**Problem description**
Report the number of lines in these entries that contain "Search". Write only the number.

-- start Data records --

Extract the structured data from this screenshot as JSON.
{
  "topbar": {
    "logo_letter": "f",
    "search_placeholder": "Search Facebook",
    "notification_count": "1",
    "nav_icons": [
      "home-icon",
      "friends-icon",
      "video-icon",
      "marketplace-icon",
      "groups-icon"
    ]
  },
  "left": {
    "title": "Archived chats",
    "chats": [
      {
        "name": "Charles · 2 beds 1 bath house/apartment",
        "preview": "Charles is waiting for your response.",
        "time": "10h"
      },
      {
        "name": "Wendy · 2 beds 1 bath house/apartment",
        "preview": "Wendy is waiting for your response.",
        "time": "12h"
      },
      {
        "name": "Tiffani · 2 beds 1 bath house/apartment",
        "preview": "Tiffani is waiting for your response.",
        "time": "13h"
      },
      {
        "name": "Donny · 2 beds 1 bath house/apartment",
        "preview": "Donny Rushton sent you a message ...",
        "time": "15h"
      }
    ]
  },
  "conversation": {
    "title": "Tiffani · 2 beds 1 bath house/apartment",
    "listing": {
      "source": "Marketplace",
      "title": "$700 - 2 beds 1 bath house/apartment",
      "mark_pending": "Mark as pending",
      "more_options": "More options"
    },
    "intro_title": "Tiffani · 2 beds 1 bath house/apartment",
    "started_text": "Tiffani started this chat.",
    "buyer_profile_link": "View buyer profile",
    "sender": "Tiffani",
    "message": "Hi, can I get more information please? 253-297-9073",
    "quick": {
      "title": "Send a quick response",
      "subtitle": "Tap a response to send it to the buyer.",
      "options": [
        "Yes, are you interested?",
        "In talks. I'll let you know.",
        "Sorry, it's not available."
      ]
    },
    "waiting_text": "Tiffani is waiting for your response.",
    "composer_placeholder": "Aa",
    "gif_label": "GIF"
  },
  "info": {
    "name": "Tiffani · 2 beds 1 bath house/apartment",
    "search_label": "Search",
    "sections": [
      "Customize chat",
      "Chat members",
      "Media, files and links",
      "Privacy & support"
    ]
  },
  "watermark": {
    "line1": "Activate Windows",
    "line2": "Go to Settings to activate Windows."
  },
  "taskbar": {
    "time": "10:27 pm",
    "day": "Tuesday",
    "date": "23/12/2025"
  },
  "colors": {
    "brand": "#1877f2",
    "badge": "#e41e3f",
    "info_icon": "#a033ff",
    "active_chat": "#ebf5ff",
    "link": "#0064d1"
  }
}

-- end Data records --

**Exercise output**
2